WRITTEN REQUEST → List every line below containing "JSON".

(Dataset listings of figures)

**********

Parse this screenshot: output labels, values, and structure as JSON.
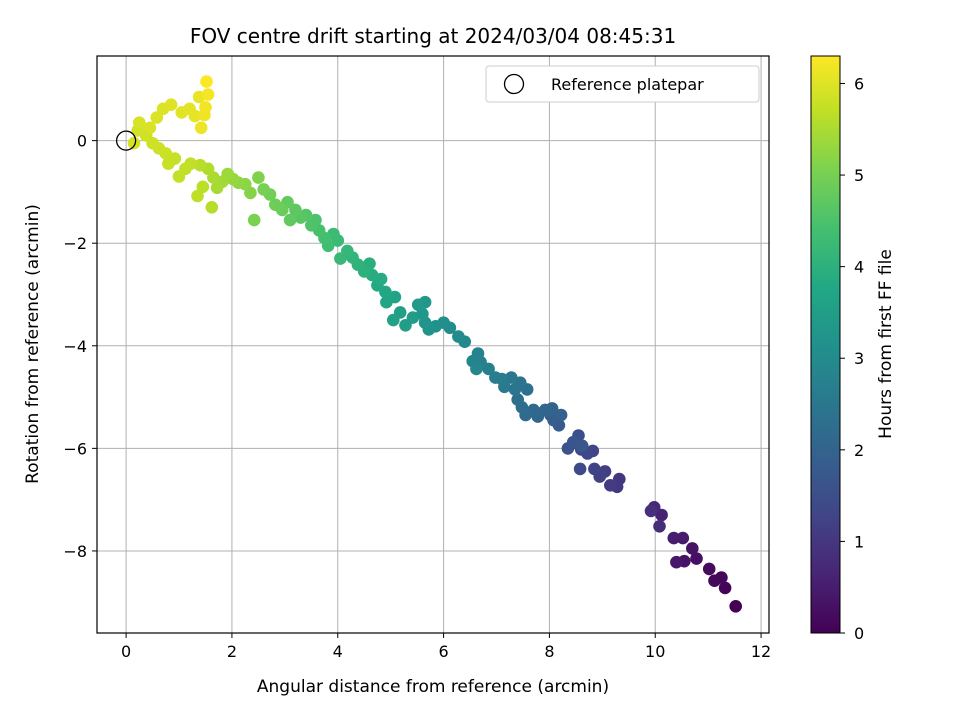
{
  "chart_data": {
    "type": "scatter",
    "title": "FOV centre drift starting at 2024/03/04 08:45:31",
    "xlabel": "Angular distance from reference (arcmin)",
    "ylabel": "Rotation from reference (arcmin)",
    "xlim": [
      -0.55,
      12.15
    ],
    "ylim": [
      -9.6,
      1.65
    ],
    "xticks": [
      0,
      2,
      4,
      6,
      8,
      10,
      12
    ],
    "yticks": [
      -8,
      -6,
      -4,
      -2,
      0
    ],
    "grid": true,
    "legend": {
      "position": "top-right",
      "entries": [
        "Reference platepar"
      ]
    },
    "colorbar": {
      "label": "Hours from first FF file",
      "range": [
        0,
        6.3
      ],
      "ticks": [
        0,
        1,
        2,
        3,
        4,
        5,
        6
      ],
      "colormap": "viridis"
    },
    "reference_point": {
      "x": 0,
      "y": 0
    },
    "points": [
      [
        11.52,
        -9.08,
        0.0
      ],
      [
        11.32,
        -8.72,
        0.05
      ],
      [
        11.25,
        -8.52,
        0.1
      ],
      [
        11.12,
        -8.58,
        0.15
      ],
      [
        11.02,
        -8.35,
        0.2
      ],
      [
        10.78,
        -8.15,
        0.25
      ],
      [
        10.7,
        -7.95,
        0.3
      ],
      [
        10.55,
        -8.2,
        0.35
      ],
      [
        10.4,
        -8.22,
        0.4
      ],
      [
        10.52,
        -7.75,
        0.45
      ],
      [
        10.35,
        -7.75,
        0.5
      ],
      [
        10.12,
        -7.3,
        0.6
      ],
      [
        9.98,
        -7.15,
        0.7
      ],
      [
        10.08,
        -7.52,
        0.8
      ],
      [
        9.92,
        -7.22,
        0.85
      ],
      [
        9.32,
        -6.6,
        1.0
      ],
      [
        9.28,
        -6.75,
        1.05
      ],
      [
        9.15,
        -6.72,
        1.1
      ],
      [
        9.05,
        -6.45,
        1.15
      ],
      [
        8.95,
        -6.55,
        1.2
      ],
      [
        8.85,
        -6.4,
        1.25
      ],
      [
        8.82,
        -6.05,
        1.3
      ],
      [
        8.72,
        -6.1,
        1.35
      ],
      [
        8.6,
        -6.02,
        1.4
      ],
      [
        8.58,
        -6.4,
        1.45
      ],
      [
        8.5,
        -5.9,
        1.5
      ],
      [
        8.55,
        -5.75,
        1.55
      ],
      [
        8.35,
        -6.0,
        1.6
      ],
      [
        8.45,
        -5.88,
        1.65
      ],
      [
        8.62,
        -5.95,
        1.7
      ],
      [
        8.18,
        -5.55,
        1.8
      ],
      [
        8.08,
        -5.45,
        1.85
      ],
      [
        8.02,
        -5.35,
        1.9
      ],
      [
        8.22,
        -5.35,
        1.95
      ],
      [
        8.05,
        -5.22,
        2.0
      ],
      [
        7.92,
        -5.25,
        2.05
      ],
      [
        7.78,
        -5.38,
        2.1
      ],
      [
        7.7,
        -5.25,
        2.15
      ],
      [
        7.55,
        -5.35,
        2.2
      ],
      [
        7.48,
        -5.2,
        2.25
      ],
      [
        7.4,
        -5.05,
        2.3
      ],
      [
        7.58,
        -4.85,
        2.35
      ],
      [
        7.45,
        -4.72,
        2.4
      ],
      [
        7.35,
        -4.85,
        2.45
      ],
      [
        7.28,
        -4.62,
        2.5
      ],
      [
        7.15,
        -4.8,
        2.55
      ],
      [
        7.1,
        -4.65,
        2.6
      ],
      [
        6.98,
        -4.62,
        2.65
      ],
      [
        6.85,
        -4.45,
        2.7
      ],
      [
        6.7,
        -4.32,
        2.75
      ],
      [
        6.65,
        -4.15,
        2.8
      ],
      [
        6.55,
        -4.3,
        2.85
      ],
      [
        6.62,
        -4.45,
        2.9
      ],
      [
        6.4,
        -3.92,
        2.95
      ],
      [
        6.28,
        -3.82,
        3.0
      ],
      [
        6.12,
        -3.65,
        3.05
      ],
      [
        6.0,
        -3.55,
        3.1
      ],
      [
        5.85,
        -3.62,
        3.15
      ],
      [
        5.72,
        -3.68,
        3.2
      ],
      [
        5.65,
        -3.55,
        3.25
      ],
      [
        5.6,
        -3.38,
        3.3
      ],
      [
        5.65,
        -3.15,
        3.35
      ],
      [
        5.52,
        -3.2,
        3.4
      ],
      [
        5.42,
        -3.45,
        3.45
      ],
      [
        5.28,
        -3.6,
        3.5
      ],
      [
        5.18,
        -3.35,
        3.55
      ],
      [
        5.05,
        -3.5,
        3.6
      ],
      [
        5.08,
        -3.05,
        3.65
      ],
      [
        4.92,
        -3.15,
        3.7
      ],
      [
        4.9,
        -2.95,
        3.75
      ],
      [
        4.75,
        -2.82,
        3.8
      ],
      [
        4.82,
        -2.7,
        3.85
      ],
      [
        4.65,
        -2.62,
        3.9
      ],
      [
        4.6,
        -2.4,
        3.95
      ],
      [
        4.5,
        -2.55,
        4.0
      ],
      [
        4.38,
        -2.42,
        4.05
      ],
      [
        4.28,
        -2.28,
        4.1
      ],
      [
        4.18,
        -2.15,
        4.15
      ],
      [
        4.05,
        -2.3,
        4.2
      ],
      [
        4.0,
        -1.95,
        4.25
      ],
      [
        3.92,
        -1.82,
        4.3
      ],
      [
        3.82,
        -2.05,
        4.35
      ],
      [
        3.75,
        -1.9,
        4.4
      ],
      [
        3.65,
        -1.75,
        4.45
      ],
      [
        3.58,
        -1.55,
        4.5
      ],
      [
        3.5,
        -1.65,
        4.55
      ],
      [
        3.4,
        -1.45,
        4.6
      ],
      [
        3.3,
        -1.5,
        4.65
      ],
      [
        3.2,
        -1.35,
        4.7
      ],
      [
        3.1,
        -1.55,
        4.75
      ],
      [
        3.05,
        -1.2,
        4.8
      ],
      [
        2.95,
        -1.35,
        4.85
      ],
      [
        2.82,
        -1.25,
        4.9
      ],
      [
        2.72,
        -1.05,
        4.95
      ],
      [
        2.6,
        -0.95,
        5.0
      ],
      [
        2.42,
        -1.55,
        5.05
      ],
      [
        2.5,
        -0.72,
        5.1
      ],
      [
        2.35,
        -1.02,
        5.15
      ],
      [
        2.25,
        -0.85,
        5.2
      ],
      [
        2.12,
        -0.82,
        5.25
      ],
      [
        2.02,
        -0.75,
        5.3
      ],
      [
        1.92,
        -0.65,
        5.35
      ],
      [
        1.82,
        -0.8,
        5.4
      ],
      [
        1.72,
        -0.92,
        5.45
      ],
      [
        1.65,
        -0.72,
        5.5
      ],
      [
        1.55,
        -0.55,
        5.55
      ],
      [
        1.62,
        -1.3,
        5.6
      ],
      [
        1.4,
        -0.48,
        5.62
      ],
      [
        1.45,
        -0.9,
        5.65
      ],
      [
        1.35,
        -1.08,
        5.68
      ],
      [
        1.22,
        -0.45,
        5.7
      ],
      [
        1.12,
        -0.55,
        5.72
      ],
      [
        1.0,
        -0.7,
        5.74
      ],
      [
        0.92,
        -0.35,
        5.76
      ],
      [
        0.8,
        -0.45,
        5.78
      ],
      [
        0.75,
        -0.25,
        5.8
      ],
      [
        0.62,
        -0.15,
        5.82
      ],
      [
        0.5,
        -0.05,
        5.84
      ],
      [
        0.38,
        0.1,
        5.86
      ],
      [
        0.22,
        0.2,
        5.88
      ],
      [
        0.15,
        -0.05,
        5.9
      ],
      [
        0.25,
        0.35,
        5.92
      ],
      [
        0.45,
        0.25,
        5.94
      ],
      [
        0.58,
        0.45,
        5.96
      ],
      [
        0.7,
        0.62,
        5.98
      ],
      [
        0.85,
        0.7,
        6.0
      ],
      [
        1.05,
        0.55,
        6.02
      ],
      [
        1.2,
        0.62,
        6.04
      ],
      [
        1.3,
        0.48,
        6.06
      ],
      [
        1.38,
        0.85,
        6.1
      ],
      [
        1.42,
        0.25,
        6.12
      ],
      [
        1.48,
        0.5,
        6.15
      ],
      [
        1.5,
        0.65,
        6.18
      ],
      [
        1.55,
        0.9,
        6.22
      ],
      [
        1.52,
        1.15,
        6.28
      ]
    ]
  }
}
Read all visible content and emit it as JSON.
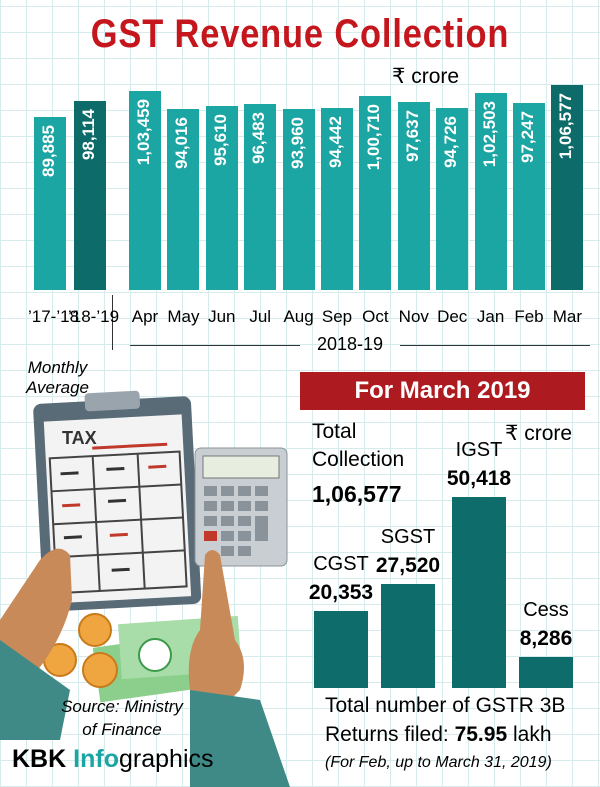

**********

THE COMPLETED TASK →
Parse this screenshot: output labels, values, and structure as JSON.
Read all visible content and emit it as JSON.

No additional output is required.